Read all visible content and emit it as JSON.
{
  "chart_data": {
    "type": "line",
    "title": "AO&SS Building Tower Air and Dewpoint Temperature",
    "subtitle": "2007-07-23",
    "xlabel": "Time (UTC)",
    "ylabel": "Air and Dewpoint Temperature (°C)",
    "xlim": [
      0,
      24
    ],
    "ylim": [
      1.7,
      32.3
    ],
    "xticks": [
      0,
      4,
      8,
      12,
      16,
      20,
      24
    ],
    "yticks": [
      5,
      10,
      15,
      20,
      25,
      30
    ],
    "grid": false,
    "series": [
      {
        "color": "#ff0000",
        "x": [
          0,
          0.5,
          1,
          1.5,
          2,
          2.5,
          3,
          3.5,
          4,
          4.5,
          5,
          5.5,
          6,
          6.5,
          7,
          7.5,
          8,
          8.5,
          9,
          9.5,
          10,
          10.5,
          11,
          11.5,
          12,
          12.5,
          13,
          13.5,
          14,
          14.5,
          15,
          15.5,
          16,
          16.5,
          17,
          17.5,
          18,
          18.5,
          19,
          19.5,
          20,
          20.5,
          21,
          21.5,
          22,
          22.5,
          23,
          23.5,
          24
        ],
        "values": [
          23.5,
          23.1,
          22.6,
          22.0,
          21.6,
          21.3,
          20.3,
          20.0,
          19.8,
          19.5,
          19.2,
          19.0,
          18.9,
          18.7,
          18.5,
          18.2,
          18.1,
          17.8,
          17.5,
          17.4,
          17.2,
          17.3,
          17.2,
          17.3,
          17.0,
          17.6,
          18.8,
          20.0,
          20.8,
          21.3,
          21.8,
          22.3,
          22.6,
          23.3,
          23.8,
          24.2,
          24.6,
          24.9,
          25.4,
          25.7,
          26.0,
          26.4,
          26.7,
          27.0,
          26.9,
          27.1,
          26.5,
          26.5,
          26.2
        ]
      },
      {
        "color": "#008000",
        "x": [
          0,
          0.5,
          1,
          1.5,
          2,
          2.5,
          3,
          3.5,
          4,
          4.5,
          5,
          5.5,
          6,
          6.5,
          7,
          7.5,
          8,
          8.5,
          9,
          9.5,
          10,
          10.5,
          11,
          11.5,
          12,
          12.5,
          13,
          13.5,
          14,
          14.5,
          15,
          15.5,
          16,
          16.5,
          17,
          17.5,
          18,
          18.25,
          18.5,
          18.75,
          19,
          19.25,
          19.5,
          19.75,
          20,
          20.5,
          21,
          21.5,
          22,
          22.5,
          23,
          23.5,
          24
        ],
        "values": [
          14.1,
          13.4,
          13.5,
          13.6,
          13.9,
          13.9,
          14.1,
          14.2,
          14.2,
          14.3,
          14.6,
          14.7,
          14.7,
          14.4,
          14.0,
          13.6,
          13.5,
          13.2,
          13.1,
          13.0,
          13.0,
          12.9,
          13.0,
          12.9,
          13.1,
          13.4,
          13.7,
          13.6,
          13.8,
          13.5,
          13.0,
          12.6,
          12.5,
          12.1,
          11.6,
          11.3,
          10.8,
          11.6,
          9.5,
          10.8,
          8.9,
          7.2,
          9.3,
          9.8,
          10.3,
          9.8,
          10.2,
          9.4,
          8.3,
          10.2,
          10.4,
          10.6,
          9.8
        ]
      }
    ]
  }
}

——————————

**Exercise task**
Pull out each line of the entries that contains "Temperature".

**Finished exercise**
    "title": "AO&SS Building Tower Air and Dewpoint Temperature",
    "ylabel": "Air and Dewpoint Temperature (°C)",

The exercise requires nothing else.